(Testo estratto)
________________

Sostiene che le apposizioni in bilancio relative ai crediti vantati dalla società, contrariamente a quanto sostenuto dai giudici di merito, non sarebbero false, atteso che, da un lato, nessuno avrebbe mai affermato che fossero inesistenti e, dall’altro, la loro presunta inesigibilità, si baserebbe sule valutazioni de consulente tecnico COGNOME, che, peraltro, non avrebbe fornito adeguata motivazione a sostegno della propria tesi. Si tratterebbe’ in ogni caso, di una questione di carattere valutativo, che, per le ragioni esposte nell’ambito del precedente motivo, non potrebbe rilevare sotto il profilo penale.
2.5. Con un quinto motivo, deduce i vizi di motivazione e di erronea applicazione della legge penale.
Contesta la sussistenza dell’elemento soggettivo, sostenendo che la volontà dell’imputato di arrecare danno ai creditori sarebbe incompatibile con la circostanza che l’imputato aveva posto a garanzia delle obbligazioni della società il proprio patrimonio personale, quando, invece, avrebbe potuto opporre alle pretese di creditori lo schermo societario. L’imputato, in ogni caso, non sarebbe stato consapevole delle presunte falsità, atteso che il collegio s indacale non aveva formulato alcuna osservazione.
2.6. Con un sesto motivo, contesta il mancato riconoscimento delle attenuanti generiche.

________________

(Righe estratte)
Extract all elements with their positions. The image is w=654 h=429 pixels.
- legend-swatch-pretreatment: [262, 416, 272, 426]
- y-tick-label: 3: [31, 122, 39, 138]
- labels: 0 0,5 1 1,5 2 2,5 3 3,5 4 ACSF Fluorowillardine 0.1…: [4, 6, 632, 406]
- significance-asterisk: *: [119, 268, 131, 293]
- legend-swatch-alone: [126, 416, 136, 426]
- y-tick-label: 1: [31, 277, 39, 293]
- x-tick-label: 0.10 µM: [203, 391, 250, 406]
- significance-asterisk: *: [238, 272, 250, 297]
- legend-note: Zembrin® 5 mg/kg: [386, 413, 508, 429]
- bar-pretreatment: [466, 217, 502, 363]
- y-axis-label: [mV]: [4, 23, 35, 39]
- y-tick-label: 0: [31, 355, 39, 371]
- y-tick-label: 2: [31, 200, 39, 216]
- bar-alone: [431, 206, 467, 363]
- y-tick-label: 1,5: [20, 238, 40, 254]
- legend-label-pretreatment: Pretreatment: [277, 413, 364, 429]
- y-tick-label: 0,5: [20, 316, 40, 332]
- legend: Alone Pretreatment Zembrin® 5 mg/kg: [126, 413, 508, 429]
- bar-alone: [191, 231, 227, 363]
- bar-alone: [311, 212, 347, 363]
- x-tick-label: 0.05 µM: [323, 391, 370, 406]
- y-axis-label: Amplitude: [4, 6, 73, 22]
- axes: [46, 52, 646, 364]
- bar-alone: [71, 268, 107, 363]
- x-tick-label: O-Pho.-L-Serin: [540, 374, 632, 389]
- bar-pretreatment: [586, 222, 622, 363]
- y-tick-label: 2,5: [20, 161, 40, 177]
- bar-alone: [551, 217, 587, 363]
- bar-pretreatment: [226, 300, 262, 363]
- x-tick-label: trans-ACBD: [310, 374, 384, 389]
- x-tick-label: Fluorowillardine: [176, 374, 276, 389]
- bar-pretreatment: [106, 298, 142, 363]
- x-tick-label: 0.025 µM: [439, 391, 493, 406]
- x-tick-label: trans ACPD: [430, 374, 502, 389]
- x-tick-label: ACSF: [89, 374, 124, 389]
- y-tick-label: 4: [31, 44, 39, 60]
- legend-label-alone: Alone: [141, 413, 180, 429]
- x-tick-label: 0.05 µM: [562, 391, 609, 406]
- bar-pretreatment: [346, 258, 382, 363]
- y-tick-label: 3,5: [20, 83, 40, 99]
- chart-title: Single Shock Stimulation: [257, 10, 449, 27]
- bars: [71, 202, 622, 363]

________________

(Cosa fare)
A. Rispondi, per favore, a queste domande sul testo sui motivi di ricorso:
(i) Con quale motivo si deducono i vizi di motivazione e di erronea applicazione della legge penale?
(ii) Che cosa aveva posto l'imputato a garanzia delle obbligazioni della società?
(iii) Che cosa contesta il sesto motivo?
B. Prosegui il testo sui motivi di ricorso a partire dall'ultima frase riportata.
Le righe estratte sono materiale a sé, separato dal testo sui motivi di ricorso.

(Le risposte)
A.
(i) Con il quinto motivo.
(ii) Il proprio patrimonio personale.
(iii) Il mancato riconoscimento delle attenuanti generiche.

B.
Sostiene che i giudici di merito avrebbero errato nel dare rilevanza alla condotta processuale dell’imputato, in quanto manifestazione del più generale diritto al silenzio riconosciuto dall’ordinamento giuridico, e ai precedenti penali dell’imputato, che sarebbero di scarsa rilevanza e comunque non collegabili a quello oggetto del presente processo. Avrebbero, inoltre, omesso di valutare la circostanza che l’imputato aveva posto i propri beni personali e garanzia di debiti contratti dalla società fallita.
Il Procuratore generale, nelle sue conclusioni scritte, ha chiesto di dichiarare inammissibile il ricorso.
AVV_NOTAIO, per l’imputato, ha presentato conclusioni scritte, con le quali ha chiesto di annullare la sentenza impugnata.
CONSIDERATO IN DIRITTO
Il ricorso deve essere dichiarato inammissibile.
1.1. Il primo motivo è manifestamente infondato.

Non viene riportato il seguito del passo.